— Start of Exercise material —

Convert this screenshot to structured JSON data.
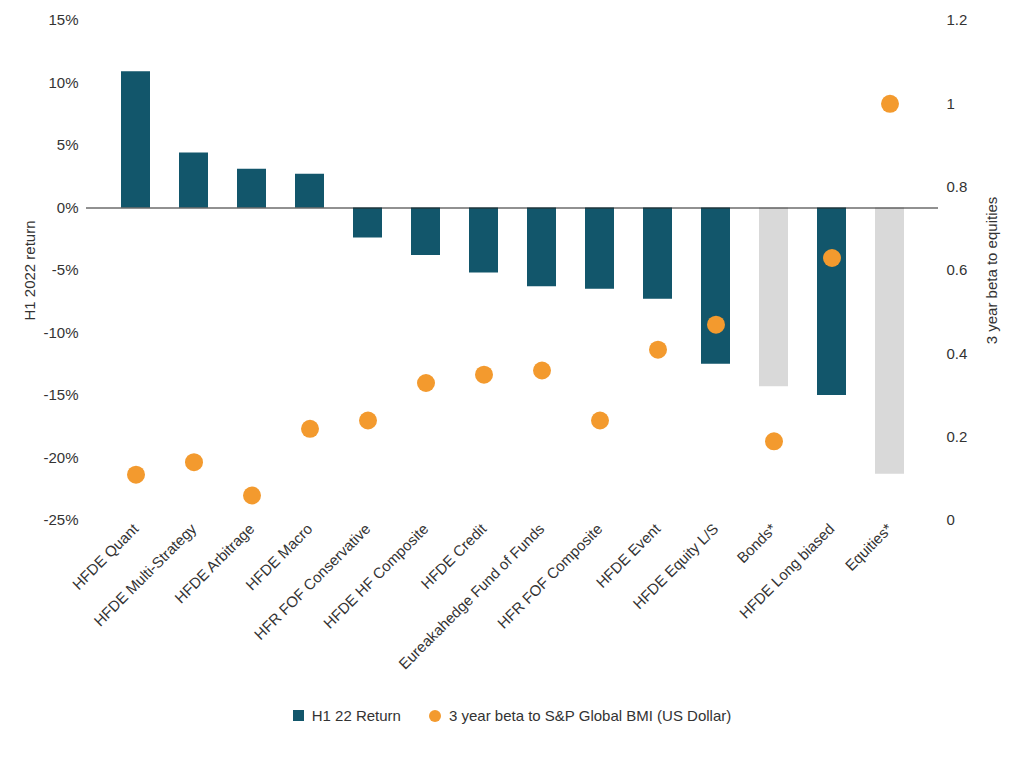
{
  "chart_data": {
    "type": "bar",
    "categories": [
      "HFDE Quant",
      "HFDE Multi-Strategy",
      "HFDE Arbitrage",
      "HFDE Macro",
      "HFR FOF Conservative",
      "HFDE HF Composite",
      "HFDE Credit",
      "Eureakahedge Fund of Funds",
      "HFR FOF Composite",
      "HFDE Event",
      "HFDE Equity L/S",
      "Bonds*",
      "HFDE Long biased",
      "Equities*"
    ],
    "series": [
      {
        "name": "H1 22 Return",
        "type": "bar",
        "color": "#12566b",
        "colors": [
          "#12566b",
          "#12566b",
          "#12566b",
          "#12566b",
          "#12566b",
          "#12566b",
          "#12566b",
          "#12566b",
          "#12566b",
          "#12566b",
          "#12566b",
          "#d9d9d9",
          "#12566b",
          "#d9d9d9"
        ],
        "values": [
          10.9,
          4.4,
          3.1,
          2.7,
          -2.4,
          -3.8,
          -5.2,
          -6.3,
          -6.5,
          -7.3,
          -12.5,
          -14.3,
          -15.0,
          -21.3
        ]
      },
      {
        "name": "3 year beta to S&P Global BMI (US Dollar)",
        "type": "scatter",
        "axis": "y2",
        "color": "#f39a2e",
        "marker": "circle",
        "values": [
          0.11,
          0.14,
          0.06,
          0.22,
          0.24,
          0.33,
          0.35,
          0.36,
          0.24,
          0.41,
          0.47,
          0.19,
          0.63,
          1.0
        ]
      }
    ],
    "ylabel": "H1 2022 return",
    "y2label": "3 year beta to equities",
    "ylim": [
      -25,
      15
    ],
    "yticks": [
      {
        "value": -25,
        "label": "-25%"
      },
      {
        "value": -20,
        "label": "-20%"
      },
      {
        "value": -15,
        "label": "-15%"
      },
      {
        "value": -10,
        "label": "-10%"
      },
      {
        "value": -5,
        "label": "-5%"
      },
      {
        "value": 0,
        "label": "0%"
      },
      {
        "value": 5,
        "label": "5%"
      },
      {
        "value": 10,
        "label": "10%"
      },
      {
        "value": 15,
        "label": "15%"
      }
    ],
    "y2lim": [
      0,
      1.2
    ],
    "y2ticks": [
      0,
      0.2,
      0.4,
      0.6,
      0.8,
      1,
      1.2
    ],
    "grid": false,
    "legend": "bottom"
  }
}
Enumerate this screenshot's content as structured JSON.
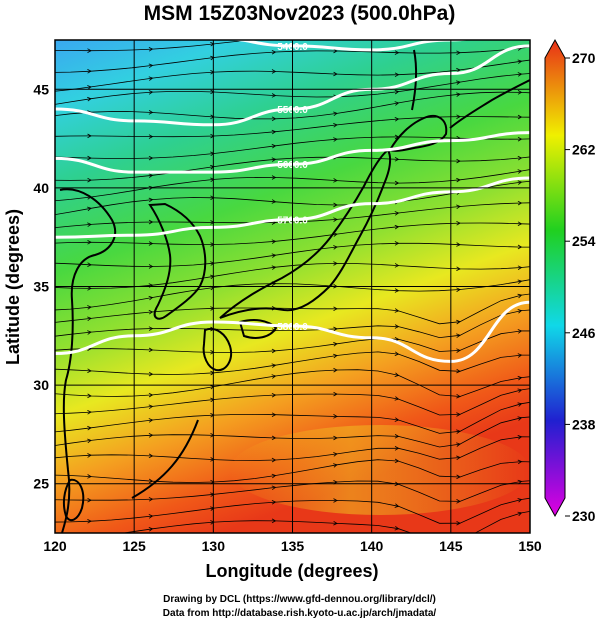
{
  "title": "MSM 15Z03Nov2023 (500.0hPa)",
  "x_axis": {
    "label": "Longitude (degrees)",
    "ticks": [
      "120",
      "125",
      "130",
      "135",
      "140",
      "145",
      "150"
    ],
    "range": [
      120,
      150
    ]
  },
  "y_axis": {
    "label": "Latitude  (degrees)",
    "ticks": [
      "25",
      "30",
      "35",
      "40",
      "45"
    ],
    "range": [
      22.5,
      47.5
    ]
  },
  "colorbar": {
    "ticks": [
      "230",
      "238",
      "246",
      "254",
      "262",
      "270"
    ],
    "range": [
      230,
      270
    ],
    "colors": [
      "#e000e0",
      "#2020d0",
      "#10d8e8",
      "#20d020",
      "#f0f000",
      "#e83018"
    ]
  },
  "contours": [
    {
      "label": "5400.0",
      "lats": [
        48.2,
        48.0,
        47.6,
        47.2,
        47.0,
        47.5,
        48.3
      ]
    },
    {
      "label": "5500.0",
      "lats": [
        44.0,
        43.4,
        43.2,
        44.0,
        45.0,
        45.8,
        47.2
      ]
    },
    {
      "label": "5600.0",
      "lats": [
        41.5,
        40.8,
        40.8,
        41.2,
        41.9,
        42.4,
        42.8
      ]
    },
    {
      "label": "5700.0",
      "lats": [
        37.5,
        37.6,
        38.0,
        38.4,
        39.2,
        39.8,
        40.5
      ]
    },
    {
      "label": "5800.0",
      "lats": [
        31.6,
        32.5,
        33.2,
        33.0,
        32.4,
        31.2,
        34.2
      ]
    }
  ],
  "footer": {
    "line1": "Drawing by DCL (https://www.gfd-dennou.org/library/dcl/)",
    "line2": "Data from http://database.rish.kyoto-u.ac.jp/arch/jmadata/"
  }
}
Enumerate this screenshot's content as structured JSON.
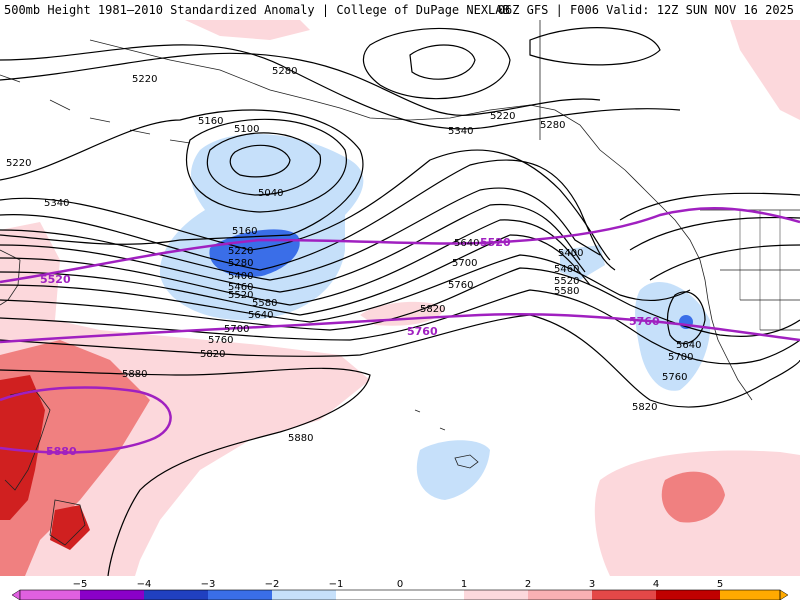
{
  "header": {
    "title": "500mb Height 1981–2010 Standardized Anomaly | College of DuPage NEXLAB",
    "run": "06Z GFS | F006 Valid: 12Z SUN NOV 16 2025"
  },
  "contour_labels": [
    "5220",
    "5280",
    "5160",
    "5100",
    "5220",
    "5340",
    "5040",
    "5160",
    "5220",
    "5280",
    "5400",
    "5460",
    "5520",
    "5580",
    "5640",
    "5700",
    "5760",
    "5820",
    "5880",
    "5880",
    "5220",
    "5280",
    "5340",
    "5400",
    "5460",
    "5520",
    "5580",
    "5640",
    "5700",
    "5760",
    "5820",
    "5640",
    "5700",
    "5760",
    "5820"
  ],
  "highlight_labels": [
    "5520",
    "5520",
    "5760",
    "5760",
    "5880"
  ],
  "colorbar": {
    "ticks": [
      "−5",
      "−4",
      "−3",
      "−2",
      "−1",
      "0",
      "1",
      "2",
      "3",
      "4",
      "5"
    ],
    "colors": [
      "#e060e0",
      "#8a00c8",
      "#2040c0",
      "#3a6ee8",
      "#c6e0fa",
      "#ffffff",
      "#fcd8dc",
      "#f8b0b4",
      "#e44848",
      "#c00000",
      "#ffaa00"
    ]
  },
  "colors": {
    "neg_light": "#c6e0fa",
    "neg_mid": "#3a6ee8",
    "pos_light": "#fcd8dc",
    "pos_mid": "#f08080",
    "pos_dark": "#d02020",
    "highlight": "#a020c0"
  }
}
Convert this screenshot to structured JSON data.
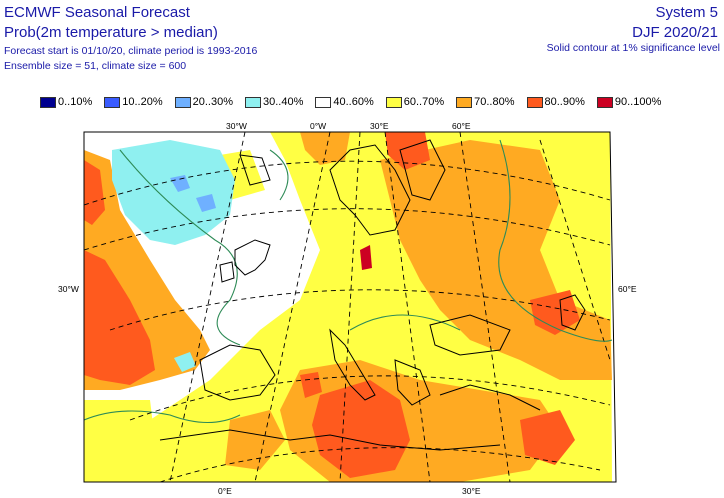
{
  "header": {
    "title": "ECMWF Seasonal Forecast",
    "subtitle": "Prob(2m temperature > median)",
    "forecast_info": "Forecast start is 01/10/20, climate period is 1993-2016",
    "ensemble_info": "Ensemble size = 51, climate size = 600",
    "system": "System 5",
    "season": "DJF 2020/21",
    "significance": "Solid contour at 1% significance level"
  },
  "legend": [
    {
      "label": "0..10%",
      "color": "#00008f"
    },
    {
      "label": "10..20%",
      "color": "#3a5cff"
    },
    {
      "label": "20..30%",
      "color": "#6fb0ff"
    },
    {
      "label": "30..40%",
      "color": "#8ff0f0"
    },
    {
      "label": "40..60%",
      "color": "#ffffff"
    },
    {
      "label": "60..70%",
      "color": "#ffff44"
    },
    {
      "label": "70..80%",
      "color": "#ffaa22"
    },
    {
      "label": "80..90%",
      "color": "#ff5a1e"
    },
    {
      "label": "90..100%",
      "color": "#cc0022"
    }
  ],
  "grid_labels": {
    "top": [
      "30°W",
      "0°W",
      "30°E",
      "60°E"
    ],
    "left": "30°W",
    "right": "60°E",
    "bottom": [
      "0°E",
      "30°E"
    ]
  },
  "colors": {
    "text": "#1a1aa8",
    "coast": "#000000",
    "significance_contour": "#2e8b57"
  }
}
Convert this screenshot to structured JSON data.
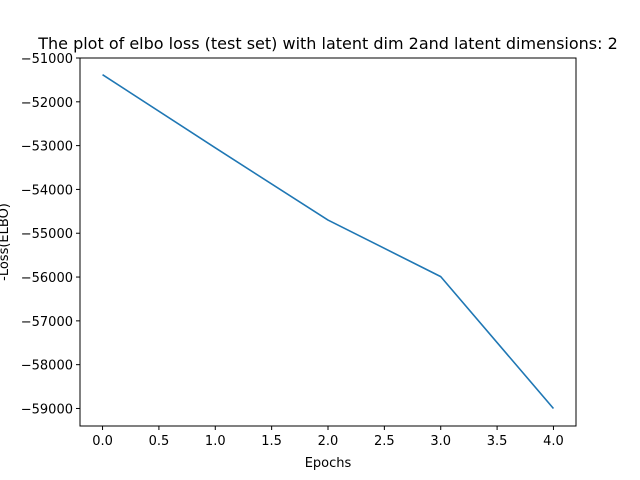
{
  "chart_data": {
    "type": "line",
    "title": "The plot of elbo loss (test set) with latent dim 2and latent dimensions: 2",
    "xlabel": "Epochs",
    "ylabel": "-Loss(ELBO)",
    "xlim": [
      -0.2,
      4.2
    ],
    "ylim": [
      -59400,
      -51000
    ],
    "xticks": [
      0.0,
      0.5,
      1.0,
      1.5,
      2.0,
      2.5,
      3.0,
      3.5,
      4.0
    ],
    "xtick_labels": [
      "0.0",
      "0.5",
      "1.0",
      "1.5",
      "2.0",
      "2.5",
      "3.0",
      "3.5",
      "4.0"
    ],
    "yticks": [
      -51000,
      -52000,
      -53000,
      -54000,
      -55000,
      -56000,
      -57000,
      -58000,
      -59000
    ],
    "ytick_labels": [
      "−51000",
      "−52000",
      "−53000",
      "−54000",
      "−55000",
      "−56000",
      "−57000",
      "−58000",
      "−59000"
    ],
    "grid": false,
    "series": [
      {
        "color": "#1f77b4",
        "x": [
          0,
          1,
          2,
          3,
          4
        ],
        "y": [
          -51380,
          -53050,
          -54700,
          -55990,
          -59000
        ]
      }
    ]
  }
}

— End of Exercise material —

* Task goal:
Gather all lines with the string "HFDE" from the data.

* Completed task:
      "HFDE Quant",
      "HFDE Multi-Strategy",
      "HFDE Arbitrage",
      "HFDE Macro",
      "HFDE HF Composite",
      "HFDE Credit",
      "HFDE Event",
      "HFDE Equity L/S",
      "HFDE Long biased",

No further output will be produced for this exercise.